- **Data excerpts**
────────

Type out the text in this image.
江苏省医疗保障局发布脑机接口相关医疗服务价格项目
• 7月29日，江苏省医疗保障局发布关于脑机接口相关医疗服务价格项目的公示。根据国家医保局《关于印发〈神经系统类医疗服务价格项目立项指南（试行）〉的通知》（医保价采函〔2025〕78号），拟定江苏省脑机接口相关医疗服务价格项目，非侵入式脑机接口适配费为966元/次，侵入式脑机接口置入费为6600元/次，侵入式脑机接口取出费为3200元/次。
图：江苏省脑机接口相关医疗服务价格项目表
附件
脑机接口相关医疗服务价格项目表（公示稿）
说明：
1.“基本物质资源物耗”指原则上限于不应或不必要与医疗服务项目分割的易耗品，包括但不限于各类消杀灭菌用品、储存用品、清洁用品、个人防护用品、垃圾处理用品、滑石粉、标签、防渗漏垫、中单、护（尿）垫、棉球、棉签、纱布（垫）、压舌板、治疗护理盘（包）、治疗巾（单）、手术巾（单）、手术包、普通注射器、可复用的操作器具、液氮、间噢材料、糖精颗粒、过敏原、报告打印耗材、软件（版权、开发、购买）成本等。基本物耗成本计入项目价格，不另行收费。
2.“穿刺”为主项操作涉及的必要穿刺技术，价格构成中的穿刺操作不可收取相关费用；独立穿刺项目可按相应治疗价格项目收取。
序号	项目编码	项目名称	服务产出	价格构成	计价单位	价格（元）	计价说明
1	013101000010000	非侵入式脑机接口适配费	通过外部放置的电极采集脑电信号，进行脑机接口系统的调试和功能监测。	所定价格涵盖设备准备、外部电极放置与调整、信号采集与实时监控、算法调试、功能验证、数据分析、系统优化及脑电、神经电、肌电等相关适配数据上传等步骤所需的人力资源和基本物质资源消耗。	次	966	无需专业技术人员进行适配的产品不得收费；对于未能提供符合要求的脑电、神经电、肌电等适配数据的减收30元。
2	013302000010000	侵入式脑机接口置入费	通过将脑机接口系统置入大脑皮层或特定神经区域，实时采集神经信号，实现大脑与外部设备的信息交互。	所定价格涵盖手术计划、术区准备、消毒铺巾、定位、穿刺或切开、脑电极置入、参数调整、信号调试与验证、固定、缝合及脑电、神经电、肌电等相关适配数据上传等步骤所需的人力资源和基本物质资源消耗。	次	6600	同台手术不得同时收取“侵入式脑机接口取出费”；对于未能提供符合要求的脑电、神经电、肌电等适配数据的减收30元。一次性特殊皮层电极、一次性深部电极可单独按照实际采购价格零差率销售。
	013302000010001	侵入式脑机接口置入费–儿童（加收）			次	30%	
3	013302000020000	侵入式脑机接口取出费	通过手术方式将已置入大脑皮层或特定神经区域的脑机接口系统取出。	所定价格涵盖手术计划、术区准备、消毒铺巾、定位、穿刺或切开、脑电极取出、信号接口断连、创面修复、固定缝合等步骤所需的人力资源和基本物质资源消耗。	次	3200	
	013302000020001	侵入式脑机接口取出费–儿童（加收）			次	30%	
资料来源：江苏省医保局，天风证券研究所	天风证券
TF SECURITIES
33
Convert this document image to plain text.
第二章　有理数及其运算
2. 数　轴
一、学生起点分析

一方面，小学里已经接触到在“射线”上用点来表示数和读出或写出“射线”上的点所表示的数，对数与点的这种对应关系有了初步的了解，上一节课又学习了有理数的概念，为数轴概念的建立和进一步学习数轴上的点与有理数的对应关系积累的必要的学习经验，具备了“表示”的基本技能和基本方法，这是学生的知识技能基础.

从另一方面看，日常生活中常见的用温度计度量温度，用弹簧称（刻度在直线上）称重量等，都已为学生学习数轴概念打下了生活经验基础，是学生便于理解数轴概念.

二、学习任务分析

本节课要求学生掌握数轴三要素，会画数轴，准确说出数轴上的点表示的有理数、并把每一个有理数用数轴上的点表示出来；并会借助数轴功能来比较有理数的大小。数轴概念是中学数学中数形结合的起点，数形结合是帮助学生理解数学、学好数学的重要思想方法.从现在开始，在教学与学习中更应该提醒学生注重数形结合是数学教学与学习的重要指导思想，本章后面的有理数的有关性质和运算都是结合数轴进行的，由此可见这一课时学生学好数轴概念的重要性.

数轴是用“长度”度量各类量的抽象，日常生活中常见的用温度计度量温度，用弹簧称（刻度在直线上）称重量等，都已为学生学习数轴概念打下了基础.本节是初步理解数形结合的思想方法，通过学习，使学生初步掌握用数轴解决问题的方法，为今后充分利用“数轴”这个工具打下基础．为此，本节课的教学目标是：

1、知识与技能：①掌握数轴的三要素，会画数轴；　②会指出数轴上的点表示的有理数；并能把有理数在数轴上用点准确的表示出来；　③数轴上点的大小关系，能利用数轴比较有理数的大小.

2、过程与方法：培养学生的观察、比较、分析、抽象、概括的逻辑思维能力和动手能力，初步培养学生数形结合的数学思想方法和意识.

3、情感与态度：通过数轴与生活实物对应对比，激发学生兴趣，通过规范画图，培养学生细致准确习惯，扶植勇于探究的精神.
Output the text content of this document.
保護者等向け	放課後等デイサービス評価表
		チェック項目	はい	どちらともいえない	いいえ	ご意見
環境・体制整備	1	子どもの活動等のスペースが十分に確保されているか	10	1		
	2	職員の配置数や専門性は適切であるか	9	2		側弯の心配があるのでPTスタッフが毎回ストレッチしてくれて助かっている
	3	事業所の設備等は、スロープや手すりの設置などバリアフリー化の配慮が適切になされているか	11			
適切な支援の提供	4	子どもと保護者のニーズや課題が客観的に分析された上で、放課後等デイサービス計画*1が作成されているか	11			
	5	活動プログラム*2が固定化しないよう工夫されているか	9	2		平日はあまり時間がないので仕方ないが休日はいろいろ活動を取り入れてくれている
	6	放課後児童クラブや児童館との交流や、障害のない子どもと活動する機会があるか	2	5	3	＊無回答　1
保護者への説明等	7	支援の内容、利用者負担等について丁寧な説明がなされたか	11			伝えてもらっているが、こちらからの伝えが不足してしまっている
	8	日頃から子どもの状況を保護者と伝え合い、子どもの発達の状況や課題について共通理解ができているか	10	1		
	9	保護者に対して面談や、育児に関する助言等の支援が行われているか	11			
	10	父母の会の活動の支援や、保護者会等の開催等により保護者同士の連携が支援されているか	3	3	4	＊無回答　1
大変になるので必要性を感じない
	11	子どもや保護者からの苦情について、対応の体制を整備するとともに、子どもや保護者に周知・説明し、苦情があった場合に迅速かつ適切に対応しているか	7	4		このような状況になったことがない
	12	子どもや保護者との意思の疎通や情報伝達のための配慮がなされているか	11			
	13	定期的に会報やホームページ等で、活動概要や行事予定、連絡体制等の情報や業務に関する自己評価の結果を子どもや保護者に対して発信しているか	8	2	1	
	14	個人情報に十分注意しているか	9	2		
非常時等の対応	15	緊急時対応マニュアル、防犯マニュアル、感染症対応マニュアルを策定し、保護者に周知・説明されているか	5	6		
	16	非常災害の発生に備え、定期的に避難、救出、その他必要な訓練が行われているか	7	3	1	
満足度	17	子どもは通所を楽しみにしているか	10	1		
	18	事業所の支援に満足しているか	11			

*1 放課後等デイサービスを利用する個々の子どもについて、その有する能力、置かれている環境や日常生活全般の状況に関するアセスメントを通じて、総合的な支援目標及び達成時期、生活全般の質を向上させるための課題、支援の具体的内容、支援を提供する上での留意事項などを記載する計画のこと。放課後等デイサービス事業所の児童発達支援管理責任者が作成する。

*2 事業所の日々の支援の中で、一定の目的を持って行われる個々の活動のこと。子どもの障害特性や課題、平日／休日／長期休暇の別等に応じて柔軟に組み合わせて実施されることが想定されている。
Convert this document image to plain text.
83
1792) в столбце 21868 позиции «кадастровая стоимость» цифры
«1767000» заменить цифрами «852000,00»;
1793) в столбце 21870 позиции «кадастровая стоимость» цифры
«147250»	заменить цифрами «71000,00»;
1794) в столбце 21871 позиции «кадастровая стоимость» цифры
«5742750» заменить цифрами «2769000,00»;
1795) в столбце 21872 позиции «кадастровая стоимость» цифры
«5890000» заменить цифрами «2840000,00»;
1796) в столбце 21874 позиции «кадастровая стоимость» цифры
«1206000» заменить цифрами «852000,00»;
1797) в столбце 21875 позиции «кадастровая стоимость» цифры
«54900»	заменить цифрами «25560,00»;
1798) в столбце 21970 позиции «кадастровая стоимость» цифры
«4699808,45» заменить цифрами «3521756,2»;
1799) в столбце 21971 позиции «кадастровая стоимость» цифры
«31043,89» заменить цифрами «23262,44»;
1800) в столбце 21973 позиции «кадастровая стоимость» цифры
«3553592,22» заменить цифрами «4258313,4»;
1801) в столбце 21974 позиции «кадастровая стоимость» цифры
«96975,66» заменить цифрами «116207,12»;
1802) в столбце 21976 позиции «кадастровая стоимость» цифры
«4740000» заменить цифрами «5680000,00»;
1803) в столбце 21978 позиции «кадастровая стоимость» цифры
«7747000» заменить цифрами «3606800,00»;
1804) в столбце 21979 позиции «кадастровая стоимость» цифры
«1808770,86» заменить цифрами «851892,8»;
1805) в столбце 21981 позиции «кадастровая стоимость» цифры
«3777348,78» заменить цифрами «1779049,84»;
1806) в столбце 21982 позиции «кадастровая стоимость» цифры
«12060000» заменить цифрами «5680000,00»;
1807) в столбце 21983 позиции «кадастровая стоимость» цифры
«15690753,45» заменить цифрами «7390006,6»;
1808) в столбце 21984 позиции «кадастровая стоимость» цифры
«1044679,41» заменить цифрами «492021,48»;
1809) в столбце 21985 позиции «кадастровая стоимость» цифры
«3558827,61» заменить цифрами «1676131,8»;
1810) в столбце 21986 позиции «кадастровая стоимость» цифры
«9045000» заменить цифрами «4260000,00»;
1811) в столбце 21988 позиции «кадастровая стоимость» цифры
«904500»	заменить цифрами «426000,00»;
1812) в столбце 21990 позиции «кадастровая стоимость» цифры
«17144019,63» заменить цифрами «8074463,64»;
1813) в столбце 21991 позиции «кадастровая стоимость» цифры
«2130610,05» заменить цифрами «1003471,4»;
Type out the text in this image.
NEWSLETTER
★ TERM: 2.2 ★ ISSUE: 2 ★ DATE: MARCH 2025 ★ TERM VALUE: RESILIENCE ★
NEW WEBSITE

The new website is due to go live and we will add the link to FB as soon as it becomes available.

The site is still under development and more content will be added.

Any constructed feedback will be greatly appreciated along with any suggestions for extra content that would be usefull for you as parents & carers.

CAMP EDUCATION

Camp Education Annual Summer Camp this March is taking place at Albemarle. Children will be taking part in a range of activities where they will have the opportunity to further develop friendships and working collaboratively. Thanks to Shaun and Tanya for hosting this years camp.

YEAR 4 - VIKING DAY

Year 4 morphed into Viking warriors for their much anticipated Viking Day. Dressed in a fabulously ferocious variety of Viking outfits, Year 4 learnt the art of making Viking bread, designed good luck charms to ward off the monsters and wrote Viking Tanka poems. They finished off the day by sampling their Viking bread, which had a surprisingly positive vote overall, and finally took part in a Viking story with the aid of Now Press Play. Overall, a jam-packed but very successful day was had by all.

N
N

────────

- **Work to be completed**
Tell how many lines of the material above hold "对于未能提供符合要求的脑电", answering with a bare number.

- **Solution**
2